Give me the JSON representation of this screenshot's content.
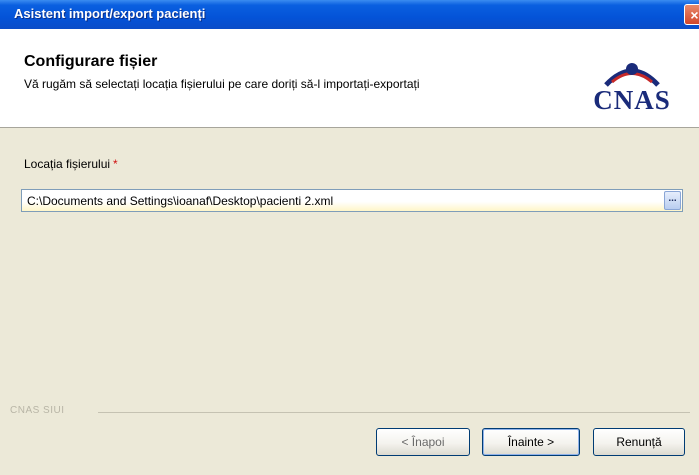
{
  "window": {
    "title": "Asistent import/export pacienți",
    "close_glyph": "×"
  },
  "header": {
    "title": "Configurare fișier",
    "subtitle": "Vă rugăm să selectați locația fișierului pe care doriți să-l importați-exportați",
    "logo_text": "CNAS"
  },
  "form": {
    "location_label": "Locația fișierului",
    "required_mark": "*",
    "location_value": "C:\\Documents and Settings\\ioanaf\\Desktop\\pacienti 2.xml",
    "browse_label": "..."
  },
  "footer": {
    "group_label": "CNAS SIUI"
  },
  "buttons": {
    "back_label": "< Înapoi",
    "next_label": "Înainte >",
    "cancel_label": "Renunță"
  },
  "colors": {
    "titlebar": "#0453d8",
    "window_bg": "#ece9d8",
    "logo_blue": "#1a2b7a",
    "logo_red": "#c62828"
  }
}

━━━━━━━━

TO BE DONE –
Copy down every line of the entries containing the word "CNAS".

WRITTEN SOLUTION –
    "logo_text": "CNAS"
    "group_label": "CNAS SIUI"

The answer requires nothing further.